**Problem statement**.
Copy, from the entries below, each line where the word "levő" can be found.

(Extracted data entries)
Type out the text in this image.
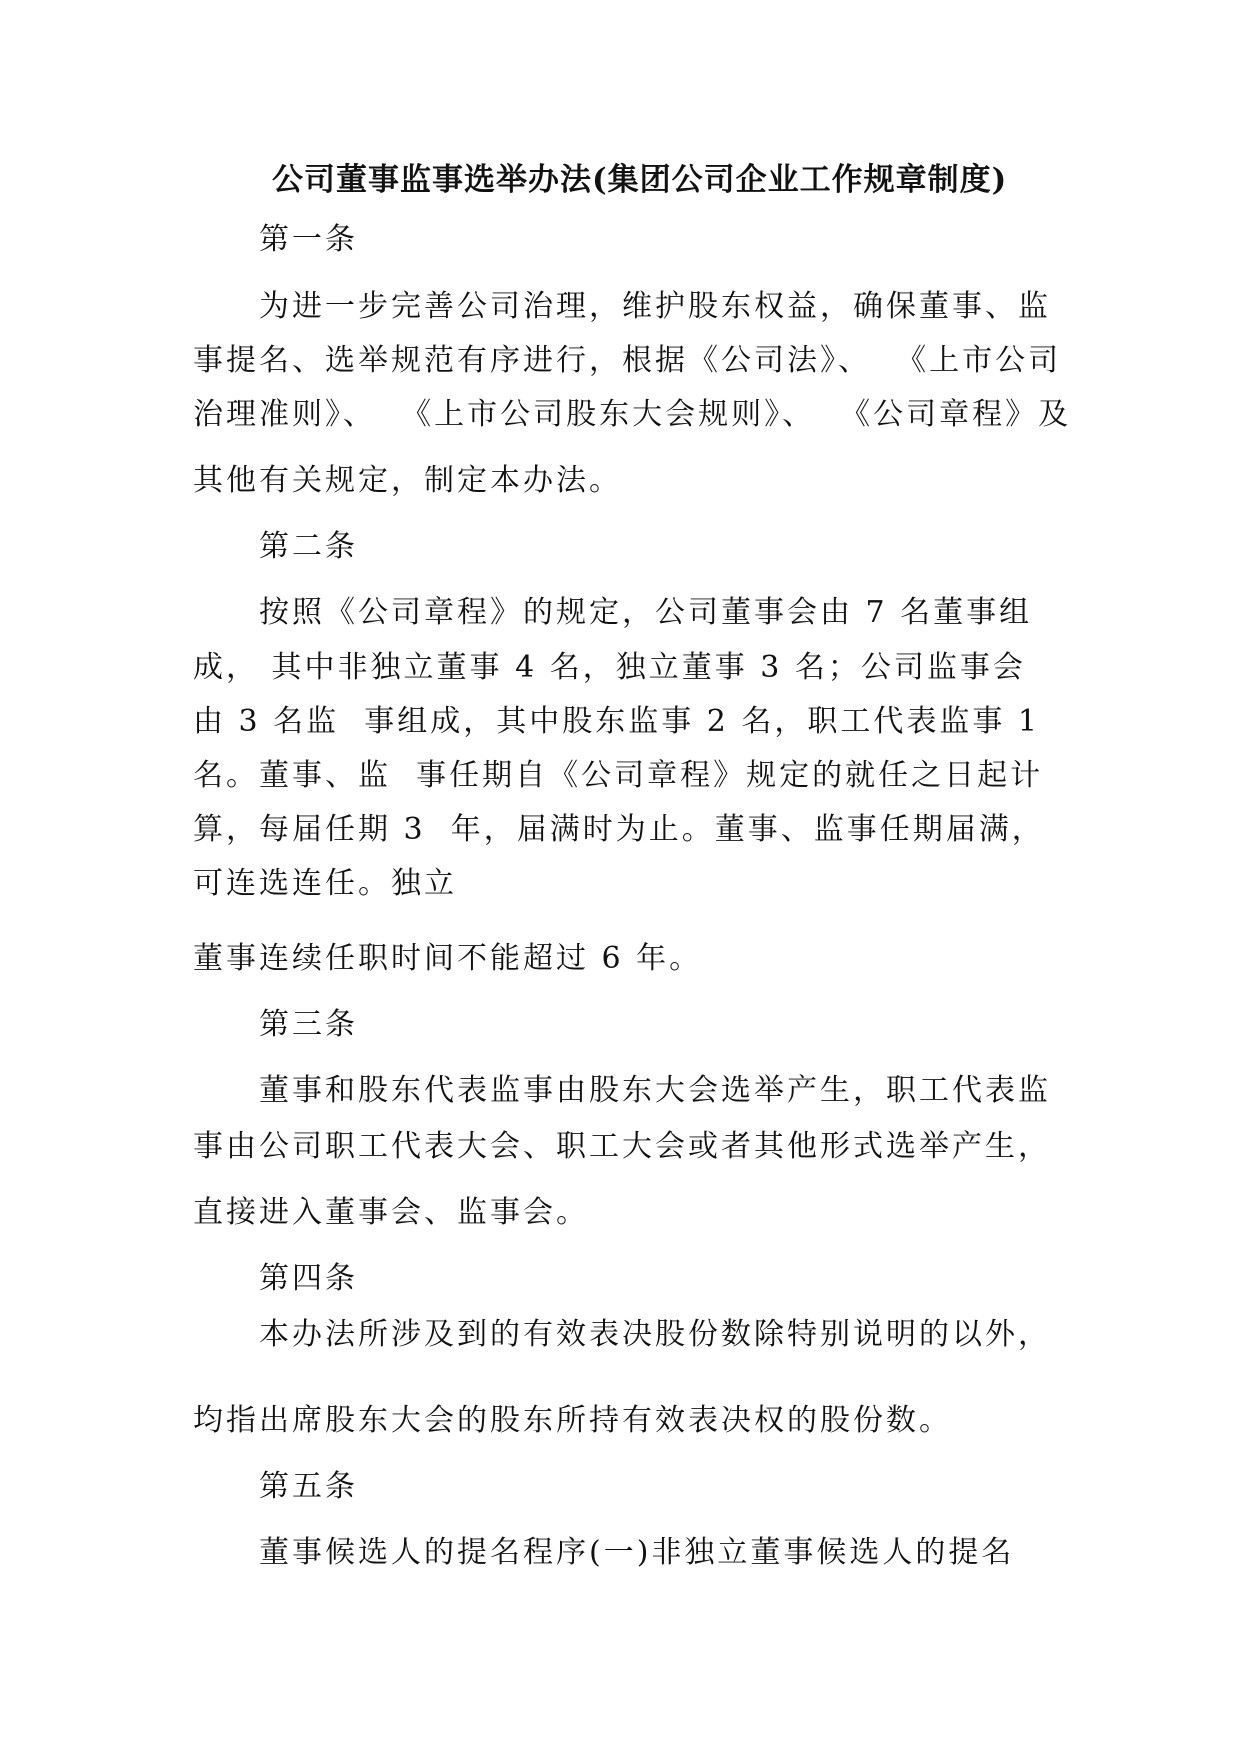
公司董事监事选举办法(集团公司企业工作规章制度)
第一条
为进一步完善公司治理，维护股东权益，确保董事、监
事提名、选举规范有序进行，根据《公司法》、  《上市公司
治理准则》、  《上市公司股东大会规则》、  《公司章程》及
其他有关规定，制定本办法。
第二条
按照《公司章程》的规定，公司董事会由 7 名董事组
成， 其中非独立董事 4 名，独立董事 3 名；公司监事会
由 3 名监  事组成，其中股东监事 2 名，职工代表监事 1
名。董事、监  事任期自《公司章程》规定的就任之日起计
算，每届任期 3  年，届满时为止。董事、监事任期届满，
可连选连任。独立
董事连续任职时间不能超过 6 年。
第三条
董事和股东代表监事由股东大会选举产生，职工代表监
事由公司职工代表大会、职工大会或者其他形式选举产生，
直接进入董事会、监事会。
第四条
本办法所涉及到的有效表决股份数除特别说明的以外，
均指出席股东大会的股东所持有效表决权的股份数。
第五条
董事候选人的提名程序(一)非独立董事候选人的提名
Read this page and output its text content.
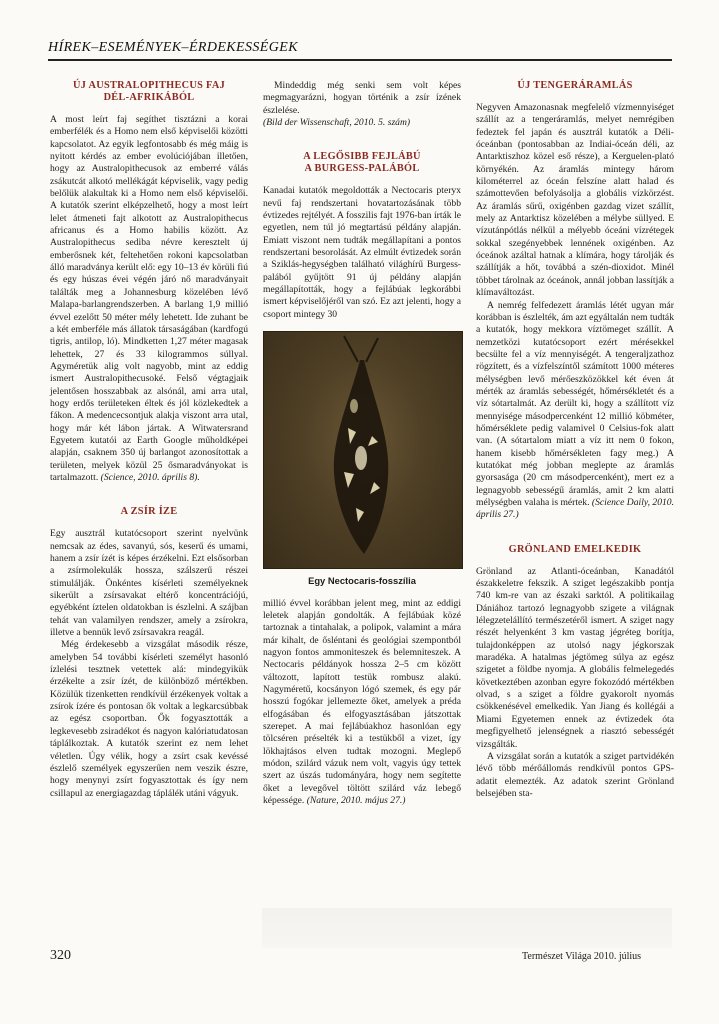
HÍREK–ESEMÉNYEK–ÉRDEKESSÉGEK
ÚJ AUSTRALOPITHECUS FAJ
DÉL-AFRIKÁBÓL

A most leírt faj segíthet tisztázni a korai emberfélék és a Homo nem első képviselői közötti kapcsolatot. Az egyik legfontosabb és még máig is nyitott kérdés az ember evolúciójában illetően, hogy az Australopithecusok az emberré válás zsákutcát alkotó mellékágát képviselik, vagy pedig belőlük alakultak ki a Homo nem első képviselői. A kutatók szerint elképzelhető, hogy a most leírt lelet átmeneti fajt alkotott az Australopithecus africanus és a Homo habilis között. Az Australopithecus sediba névre keresztelt új emberősnek két, feltehetően rokoni kapcsolatban álló maradványa került elő: egy 10–13 év körüli fiú és egy húszas évei végén járó nő maradványait találták meg a Johannesburg közelében lévő Malapa-barlangrendszerben. A barlang 1,9 millió évvel ezelőtt 50 méter mély lehetett. Ide zuhant be a két emberféle más állatok társaságában (kardfogú tigris, antilop, ló). Mindketten 1,27 méter magasak lehettek, 27 és 33 kilogrammos súllyal. Agyméretük alig volt nagyobb, mint az eddig ismert Australopithecusoké. Felső végtagjaik jelentősen hosszabbak az alsónál, ami arra utal, hogy erdős területeken éltek és jól közlekedtek a fákon. A medencecsontjuk alakja viszont arra utal, hogy már két lábon jártak. A Witwatersrand Egyetem kutatói az Earth Google műholdképei alapján, csaknem 350 új barlangot azonosítottak a területen, melyek közül 25 ősmaradványokat is tartalmazott. (Science, 2010. április 8).

A ZSÍR ÍZE

Egy ausztrál kutatócsoport szerint nyelvünk nemcsak az édes, savanyú, sós, keserű és umami, hanem a zsír ízét is képes érzékelni. Ezt elsősorban a zsírmolekulák hossza, szálszerű részei stimulálják. Önkéntes kísérleti személyeknek sikerült a zsírsavakat eltérő koncentrációjú, egyébként íztelen oldatokban is észlelni. A szájban tehát van valamilyen rendszer, amely a zsírokra, illetve a bennük levő zsírsavakra reagál.

Még érdekesebb a vizsgálat második része, amelyben 54 további kísérleti személyt hasonló ízlelési tesztnek vetettek alá: mindegyikük érzékelte a zsír ízét, de különböző mértékben. Közülük tizenketten rendkívül érzékenyek voltak a zsírok ízére és pontosan ők voltak a legkarcsúbbak az egész csoportban. Ők fogyasztották a legkevesebb zsiradékot és nagyon kalóriatudatosan táplálkoztak. A kutatók szerint ez nem lehet véletlen. Úgy vélik, hogy a zsírt csak kevéssé észlelő személyek egyszerűen nem veszik észre, hogy menynyi zsírt fogyasztottak és így nem csillapul az energiagazdag táplálék utáni vágyuk.

Mindeddig még senki sem volt képes megmagyarázni, hogyan történik a zsír ízének észlelése.

(Bild der Wissenschaft, 2010. 5. szám)

A LEGŐSIBB FEJLÁBÚ
A BURGESS-PALÁBÓL

Kanadai kutatók megoldották a Nectocaris pteryx nevű faj rendszertani hovatartozásának több évtizedes rejtélyét. A fosszilis fajt 1976-ban írták le egyetlen, nem túl jó megtartású példány alapján. Emiatt viszont nem tudták megállapítani a pontos rendszertani besorolását. Az elmúlt évtizedek során a Sziklás-hegységben található világhírű Burgess-palából gyűjtött 91 új példány alapján megállapították, hogy a fejlábúak legkorábbi ismert képviselőjéről van szó. Ez azt jelenti, hogy a csoport mintegy 30

Egy Nectocaris-fosszília

millió évvel korábban jelent meg, mint az eddigi leletek alapján gondolták. A fejlábúak közé tartoznak a tintahalak, a polipok, valamint a mára már kihalt, de ősléntani és geológiai szempontból nagyon fontos ammoniteszek és belemniteszek. A Nectocaris példányok hossza 2–5 cm között változott, lapított testük rombusz alakú. Nagyméretű, kocsányon lógó szemek, és egy pár hosszú fogókar jellemezte őket, amelyek a préda elfogásában és elfogyasztásában játszottak szerepet. A mai fejlábúakhoz hasonlóan egy tölcséren préselték ki a testükből a vizet, így lökhajtásos elven tudtak mozogni. Meglepő módon, szilárd vázuk nem volt, vagyis úgy tettek szert az úszás tudományára, hogy nem segítette őket a levegővel töltött szilárd váz lebegő képessége. (Nature, 2010. május 27.)

ÚJ TENGERÁRAMLÁS

Negyven Amazonasnak megfelelő vízmennyiséget szállít az a tengeráramlás, melyet nemrégiben fedeztek fel japán és ausztrál kutatók a Déli-óceánban (pontosabban az Indiai-óceán déli, az Antarktiszhoz közel eső része), a Kerguelen-plató környékén. Az áramlás mintegy három kilométerrel az óceán felszíne alatt halad és számottevően befolyásolja a globális vízkörzést. Az áramlás sűrű, oxigénben gazdag vizet szállít, mely az Antarktisz közelében a mélybe süllyed. E vízutánpótlás nélkül a mélyebb óceáni vízrétegek sokkal szegényebbek lennének oxigénben. Az óceánok azáltal hatnak a klímára, hogy tárolják és szállítják a hőt, továbbá a szén-dioxidot. Minél többet tárolnak az óceánok, annál jobban lassítják a klímaváltozást.

A nemrég felfedezett áramlás létét ugyan már korábban is észlelték, ám azt egyáltalán nem tudták a kutatók, hogy mekkora víztömeget szállít. A nemzetközi kutatócsoport ezért mérésekkel becsülte fel a víz mennyiségét. A tengeraljzathoz rögzített, és a vízfelszíntől számított 1000 méteres mélységben levő mérőeszközökkel két éven át mérték az áramlás sebességét, hőmérsékletét és a víz sótartalmát. Az derült ki, hogy a szállított víz mennyisége másodpercenként 12 millió köbméter, hőmérséklete pedig valamivel 0 Celsius-fok alatt van. (A sótartalom miatt a víz itt nem 0 fokon, hanem kisebb hőmérsékleten fagy meg.) A kutatókat még jobban meglepte az áramlás gyorsasága (20 cm másodpercenként), mert ez a legnagyobb sebességű áramlás, amit 2 km alatti mélységben valaha is mértek. (Science Daily, 2010. április 27.)

GRÖNLAND EMELKEDIK

Grönland az Atlanti-óceánban, Kanadától északkeletre fekszik. A sziget legészakibb pontja 740 km-re van az északi sarktól. A politikailag Dániához tartozó legnagyobb szigete a világnak lélegzetelállító természetéről ismert. A sziget nagy részét helyenként 3 km vastag jégréteg borítja, tulajdonképpen az utolsó nagy jégkorszak maradéka. A hatalmas jégtömeg súlya az egész szigetet a földbe nyomja. A globális felmelegedés következtében azonban egyre fokozódó mértékben olvad, s a sziget a földre gyakorolt nyomás csökkenésével emelkedik. Yan Jiang és kollégái a Miami Egyetemen ennek az évtizedek óta megfigyelhető jelenségnek a riasztó sebességét vizsgálták.

A vizsgálat során a kutatók a sziget partvidékén lévő több mérőállomás rendkívül pontos GPS-adatit elemezték. Az adatok szerint Grönland belsejében sta-

320	Természet Világa 2010. július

**The reply**.
Egy ausztrál kutatócsoport szerint nyelvünk nemcsak az édes, savanyú, sós, keserű és umami, hanem a zsír ízét is képes érzékelni. Ezt elsősorban a zsírmolekulák hossza, szálszerű részei stimulálják. Önkéntes kísérleti személyeknek sikerült a zsírsavakat eltérő koncentrációjú, egyébként íztelen oldatokban is észlelni. A szájban tehát van valamilyen rendszer, amely a zsírokra, illetve a bennük levő zsírsavakra reagál.
A nemrég felfedezett áramlás létét ugyan már korábban is észlelték, ám azt egyáltalán nem tudták a kutatók, hogy mekkora víztömeget szállít. A nemzetközi kutatócsoport ezért mérésekkel becsülte fel a víz mennyiségét. A tengeraljzathoz rögzített, és a vízfelszíntől számított 1000 méteres mélységben levő mérőeszközökkel két éven át mérték az áramlás sebességét, hőmérsékletét és a víz sótartalmát. Az derült ki, hogy a szállított víz mennyisége másodpercenként 12 millió köbméter, hőmérséklete pedig valamivel 0 Celsius-fok alatt van. (A sótartalom miatt a víz itt nem 0 fokon, hanem kisebb hőmérsékleten fagy meg.) A kutatókat még jobban meglepte az áramlás gyorsasága (20 cm másodpercenként), mert ez a legnagyobb sebességű áramlás, amit 2 km alatti mélységben valaha is mértek. (Science Daily, 2010. április 27.)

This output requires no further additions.